Lines of data
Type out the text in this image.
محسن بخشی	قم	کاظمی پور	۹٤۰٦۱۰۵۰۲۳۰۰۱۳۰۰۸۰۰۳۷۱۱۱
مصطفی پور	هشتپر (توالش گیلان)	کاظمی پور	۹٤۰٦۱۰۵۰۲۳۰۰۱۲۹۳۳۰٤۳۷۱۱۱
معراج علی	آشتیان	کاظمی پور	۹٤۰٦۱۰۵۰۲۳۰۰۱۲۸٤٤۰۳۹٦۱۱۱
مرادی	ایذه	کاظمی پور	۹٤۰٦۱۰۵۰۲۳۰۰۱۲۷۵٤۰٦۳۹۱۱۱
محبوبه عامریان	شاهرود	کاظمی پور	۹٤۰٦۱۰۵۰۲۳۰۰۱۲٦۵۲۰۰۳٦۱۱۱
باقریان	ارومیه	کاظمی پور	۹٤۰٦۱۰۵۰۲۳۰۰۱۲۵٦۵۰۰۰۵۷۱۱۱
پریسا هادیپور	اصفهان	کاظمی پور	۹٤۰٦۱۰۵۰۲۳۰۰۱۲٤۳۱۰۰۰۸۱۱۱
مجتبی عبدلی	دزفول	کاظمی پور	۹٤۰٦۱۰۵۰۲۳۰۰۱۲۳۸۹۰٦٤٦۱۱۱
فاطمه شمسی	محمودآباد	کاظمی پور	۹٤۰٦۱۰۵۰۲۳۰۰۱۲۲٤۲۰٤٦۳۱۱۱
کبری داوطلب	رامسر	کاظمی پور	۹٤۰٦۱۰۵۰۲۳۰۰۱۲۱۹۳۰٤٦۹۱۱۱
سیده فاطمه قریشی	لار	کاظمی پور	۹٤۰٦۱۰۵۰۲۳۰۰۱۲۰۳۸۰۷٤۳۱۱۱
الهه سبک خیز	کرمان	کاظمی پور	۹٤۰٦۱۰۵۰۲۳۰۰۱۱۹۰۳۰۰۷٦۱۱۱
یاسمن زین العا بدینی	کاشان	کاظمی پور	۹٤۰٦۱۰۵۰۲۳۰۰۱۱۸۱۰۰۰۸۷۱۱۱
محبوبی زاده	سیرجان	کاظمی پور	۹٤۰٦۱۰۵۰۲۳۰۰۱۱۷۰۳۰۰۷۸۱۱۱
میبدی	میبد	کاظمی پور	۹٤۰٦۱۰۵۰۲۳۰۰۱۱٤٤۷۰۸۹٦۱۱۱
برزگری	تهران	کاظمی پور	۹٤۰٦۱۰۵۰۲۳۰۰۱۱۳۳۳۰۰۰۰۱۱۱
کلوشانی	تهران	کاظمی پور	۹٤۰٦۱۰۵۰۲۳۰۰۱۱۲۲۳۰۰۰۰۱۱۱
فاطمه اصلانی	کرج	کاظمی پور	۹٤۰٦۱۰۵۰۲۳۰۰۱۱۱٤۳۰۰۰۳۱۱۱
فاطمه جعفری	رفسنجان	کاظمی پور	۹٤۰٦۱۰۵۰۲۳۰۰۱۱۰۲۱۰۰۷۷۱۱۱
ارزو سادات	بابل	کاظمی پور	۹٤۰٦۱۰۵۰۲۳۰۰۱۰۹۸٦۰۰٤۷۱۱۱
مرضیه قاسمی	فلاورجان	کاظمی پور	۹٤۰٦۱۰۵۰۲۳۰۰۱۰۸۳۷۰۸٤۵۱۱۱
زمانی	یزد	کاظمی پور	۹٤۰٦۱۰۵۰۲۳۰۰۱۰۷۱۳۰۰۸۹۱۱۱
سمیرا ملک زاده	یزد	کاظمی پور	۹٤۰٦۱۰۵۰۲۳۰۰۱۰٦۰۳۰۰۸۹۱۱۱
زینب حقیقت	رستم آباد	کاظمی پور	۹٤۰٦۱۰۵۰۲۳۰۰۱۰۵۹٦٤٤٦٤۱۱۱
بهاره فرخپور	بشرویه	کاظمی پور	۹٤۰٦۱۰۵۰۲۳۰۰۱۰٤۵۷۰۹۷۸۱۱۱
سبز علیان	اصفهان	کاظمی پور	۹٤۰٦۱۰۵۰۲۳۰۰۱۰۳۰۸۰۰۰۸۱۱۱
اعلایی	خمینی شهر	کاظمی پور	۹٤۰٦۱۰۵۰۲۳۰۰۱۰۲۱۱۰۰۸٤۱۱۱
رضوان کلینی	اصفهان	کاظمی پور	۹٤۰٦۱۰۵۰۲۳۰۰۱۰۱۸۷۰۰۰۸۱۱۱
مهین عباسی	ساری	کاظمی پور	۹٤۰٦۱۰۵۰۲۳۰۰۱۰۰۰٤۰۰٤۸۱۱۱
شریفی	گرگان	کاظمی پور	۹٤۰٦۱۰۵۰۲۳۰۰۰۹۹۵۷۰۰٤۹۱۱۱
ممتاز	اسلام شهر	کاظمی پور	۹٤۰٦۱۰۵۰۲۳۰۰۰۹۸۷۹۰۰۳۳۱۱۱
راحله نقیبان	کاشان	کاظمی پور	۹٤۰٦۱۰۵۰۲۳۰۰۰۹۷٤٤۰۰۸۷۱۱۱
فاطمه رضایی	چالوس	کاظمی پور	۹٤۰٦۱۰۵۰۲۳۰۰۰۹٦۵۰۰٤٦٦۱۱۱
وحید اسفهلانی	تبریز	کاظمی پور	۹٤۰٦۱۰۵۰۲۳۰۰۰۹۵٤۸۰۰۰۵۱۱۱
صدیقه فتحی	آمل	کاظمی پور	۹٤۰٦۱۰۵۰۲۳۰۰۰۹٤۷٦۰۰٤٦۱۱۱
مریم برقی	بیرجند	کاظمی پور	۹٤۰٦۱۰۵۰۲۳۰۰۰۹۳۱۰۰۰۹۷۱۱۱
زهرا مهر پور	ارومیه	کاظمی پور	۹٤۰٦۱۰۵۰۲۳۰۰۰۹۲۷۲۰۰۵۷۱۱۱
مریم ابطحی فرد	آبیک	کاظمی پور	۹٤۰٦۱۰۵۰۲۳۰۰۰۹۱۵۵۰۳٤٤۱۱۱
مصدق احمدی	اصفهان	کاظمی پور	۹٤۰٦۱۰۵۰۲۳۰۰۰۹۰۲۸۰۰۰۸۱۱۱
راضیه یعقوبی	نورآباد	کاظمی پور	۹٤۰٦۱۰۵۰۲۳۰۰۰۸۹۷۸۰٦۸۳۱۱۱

◆ WHAT THE TASK ASKS
Provide the number of lines containing the string "مریم", with no other output.

◆ COMPLETE OUTPUT
2